OBJECTIVE: From the entries below, report how many lines contain the string "angle". Give only that number.
— START RECORDS FOR THIS EXERCISE —
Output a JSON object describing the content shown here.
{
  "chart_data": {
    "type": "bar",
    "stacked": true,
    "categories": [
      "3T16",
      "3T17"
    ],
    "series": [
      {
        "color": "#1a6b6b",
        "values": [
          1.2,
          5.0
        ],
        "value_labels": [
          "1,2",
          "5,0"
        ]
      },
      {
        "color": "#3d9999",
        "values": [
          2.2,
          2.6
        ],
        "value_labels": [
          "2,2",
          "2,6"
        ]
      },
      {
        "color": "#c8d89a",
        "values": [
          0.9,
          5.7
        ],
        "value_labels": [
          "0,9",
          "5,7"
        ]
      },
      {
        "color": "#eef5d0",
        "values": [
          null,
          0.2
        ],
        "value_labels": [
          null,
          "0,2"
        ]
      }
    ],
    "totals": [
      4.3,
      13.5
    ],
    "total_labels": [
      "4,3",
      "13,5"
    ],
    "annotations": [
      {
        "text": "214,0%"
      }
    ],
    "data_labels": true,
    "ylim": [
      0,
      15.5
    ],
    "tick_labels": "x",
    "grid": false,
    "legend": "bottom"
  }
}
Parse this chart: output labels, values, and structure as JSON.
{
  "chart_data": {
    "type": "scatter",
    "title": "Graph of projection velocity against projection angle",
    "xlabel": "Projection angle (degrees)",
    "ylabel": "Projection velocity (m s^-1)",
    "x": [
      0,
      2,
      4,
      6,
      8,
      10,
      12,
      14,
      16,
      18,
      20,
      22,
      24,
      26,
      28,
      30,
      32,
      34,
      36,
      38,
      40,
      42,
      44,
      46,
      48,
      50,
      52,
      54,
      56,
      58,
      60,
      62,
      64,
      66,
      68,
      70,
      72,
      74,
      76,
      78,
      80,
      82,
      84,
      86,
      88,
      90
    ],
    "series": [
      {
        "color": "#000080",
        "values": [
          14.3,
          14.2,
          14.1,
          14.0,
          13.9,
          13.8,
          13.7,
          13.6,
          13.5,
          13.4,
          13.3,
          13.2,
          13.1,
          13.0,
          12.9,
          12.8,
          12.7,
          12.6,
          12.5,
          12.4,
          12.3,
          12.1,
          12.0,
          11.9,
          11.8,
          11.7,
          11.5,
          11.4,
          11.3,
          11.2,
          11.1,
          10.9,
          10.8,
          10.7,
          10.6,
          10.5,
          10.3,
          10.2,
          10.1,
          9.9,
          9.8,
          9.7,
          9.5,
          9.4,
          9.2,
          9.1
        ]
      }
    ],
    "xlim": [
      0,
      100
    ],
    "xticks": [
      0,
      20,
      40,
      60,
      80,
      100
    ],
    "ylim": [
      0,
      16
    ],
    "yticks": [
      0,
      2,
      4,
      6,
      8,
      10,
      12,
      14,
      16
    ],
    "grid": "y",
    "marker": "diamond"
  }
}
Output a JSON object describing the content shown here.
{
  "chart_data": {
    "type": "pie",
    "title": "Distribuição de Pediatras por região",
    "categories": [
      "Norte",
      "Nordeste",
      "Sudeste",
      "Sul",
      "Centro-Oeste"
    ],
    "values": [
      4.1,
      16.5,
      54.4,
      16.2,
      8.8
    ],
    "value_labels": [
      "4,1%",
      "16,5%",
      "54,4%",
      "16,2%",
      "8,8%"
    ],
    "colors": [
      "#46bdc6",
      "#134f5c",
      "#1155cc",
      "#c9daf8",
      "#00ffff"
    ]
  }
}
— END RECORDS FOR THIS EXERCISE —
TASK RESULT: 2